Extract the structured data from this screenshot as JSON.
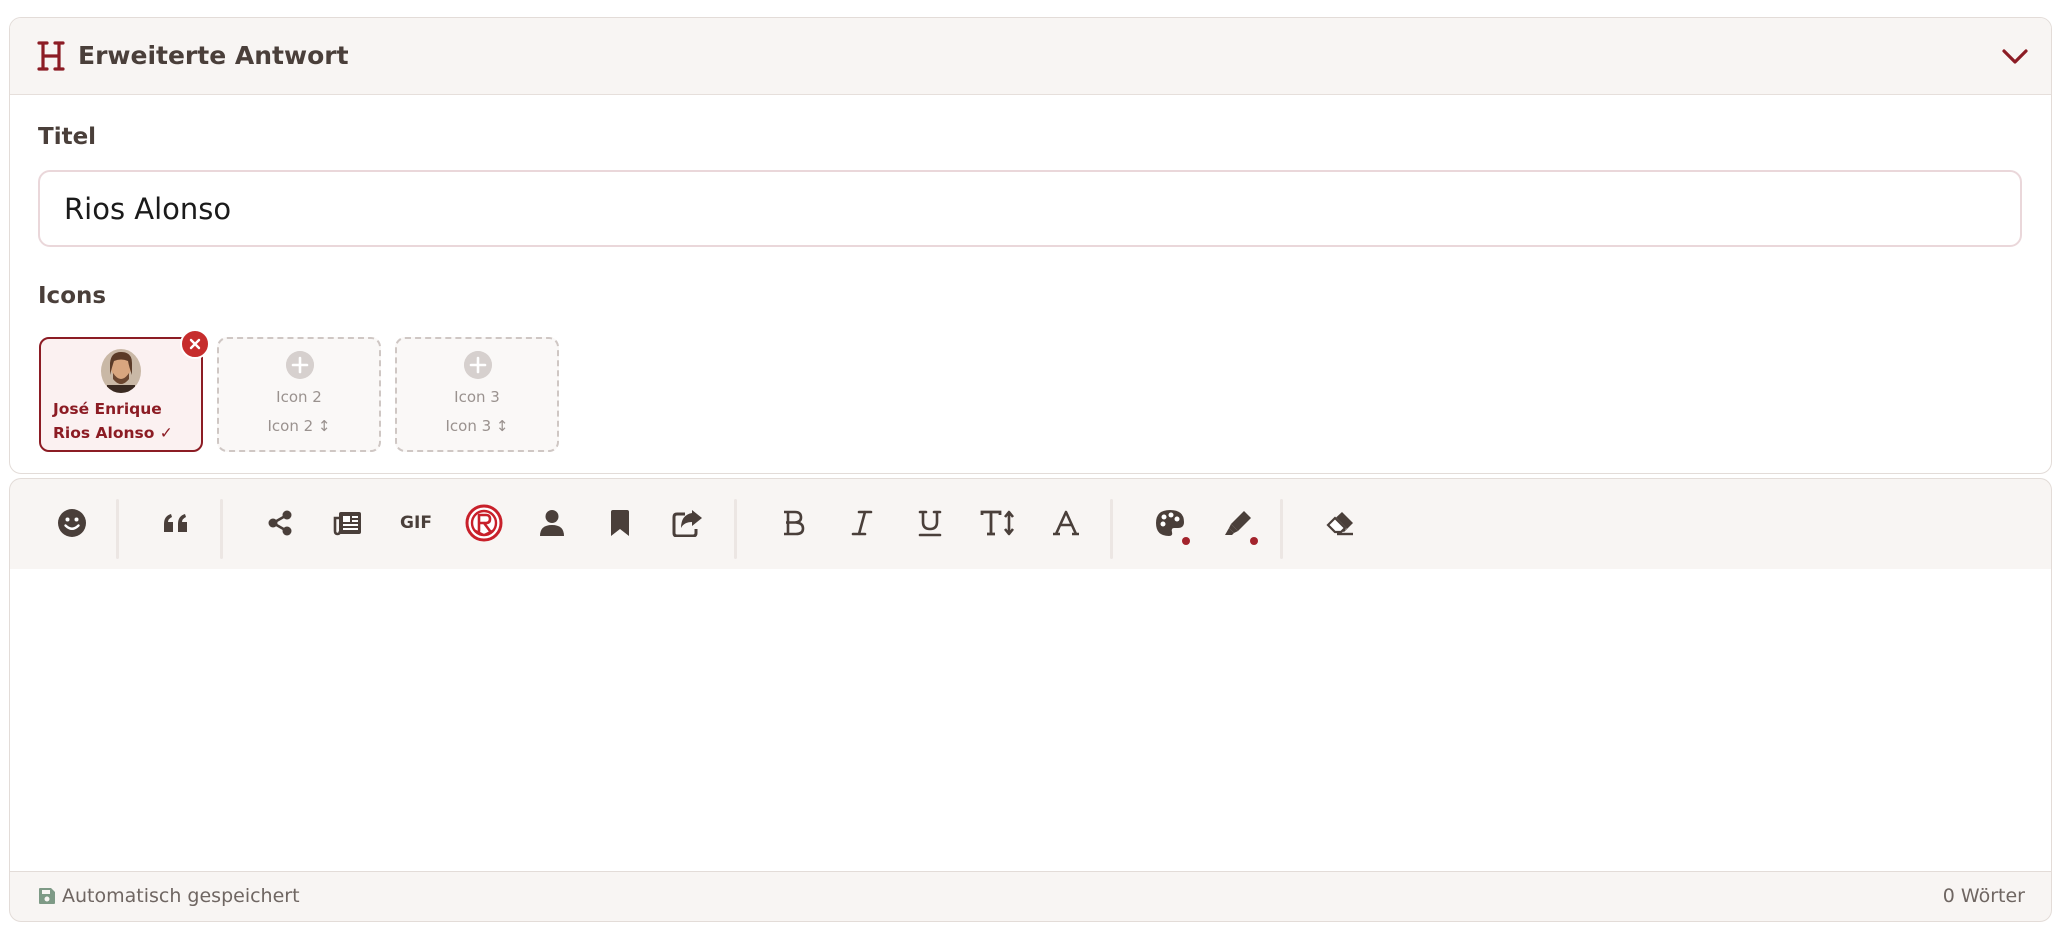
{
  "panel": {
    "title": "Erweiterte Antwort",
    "header_icon": "heading-icon",
    "toggle_icon": "chevron-down-icon"
  },
  "title_field": {
    "label": "Titel",
    "value": "Rios Alonso"
  },
  "icons_section": {
    "label": "Icons",
    "slots": [
      {
        "name": "José Enrique Rios Alonso ✓",
        "filled": true
      },
      {
        "label": "Icon 2",
        "sub_label": "Icon 2 ↕",
        "filled": false
      },
      {
        "label": "Icon 3",
        "sub_label": "Icon 3 ↕",
        "filled": false
      }
    ]
  },
  "toolbar": {
    "items": [
      "smiley-icon",
      "quote-icon",
      "share-icon",
      "newspaper-icon",
      "gif-button",
      "club-logo-icon",
      "user-icon",
      "bookmark-icon",
      "share-square-icon",
      "bold-icon",
      "italic-icon",
      "underline-icon",
      "text-height-icon",
      "font-icon",
      "palette-icon",
      "highlighter-icon",
      "eraser-icon"
    ],
    "gif_label": "GIF"
  },
  "footer": {
    "save_status": "Automatisch gespeichert",
    "word_count": "0 Wörter"
  },
  "colors": {
    "accent": "#8c1c24",
    "remove": "#c62d2d",
    "text": "#4a3f3a",
    "header_bg": "#f8f5f3"
  }
}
-- -- --
Written instruction: Extract the full listing exactly, with the pictures left out.

Response for this exercise:
Extract the structured data from this screenshot as JSON.
{
  "panel": {
    "title": "Erweiterte Antwort",
    "header_icon": "heading-icon",
    "toggle_icon": "chevron-down-icon"
  },
  "title_field": {
    "label": "Titel",
    "value": "Rios Alonso"
  },
  "icons_section": {
    "label": "Icons",
    "slots": [
      {
        "name": "José Enrique Rios Alonso ✓",
        "filled": true
      },
      {
        "label": "Icon 2",
        "sub_label": "Icon 2 ↕",
        "filled": false
      },
      {
        "label": "Icon 3",
        "sub_label": "Icon 3 ↕",
        "filled": false
      }
    ]
  },
  "toolbar": {
    "items": [
      "smiley-icon",
      "quote-icon",
      "share-icon",
      "newspaper-icon",
      "gif-button",
      "club-logo-icon",
      "user-icon",
      "bookmark-icon",
      "share-square-icon",
      "bold-icon",
      "italic-icon",
      "underline-icon",
      "text-height-icon",
      "font-icon",
      "palette-icon",
      "highlighter-icon",
      "eraser-icon"
    ],
    "gif_label": "GIF"
  },
  "footer": {
    "save_status": "Automatisch gespeichert",
    "word_count": "0 Wörter"
  },
  "colors": {
    "accent": "#8c1c24",
    "remove": "#c62d2d",
    "text": "#4a3f3a",
    "header_bg": "#f8f5f3"
  }
}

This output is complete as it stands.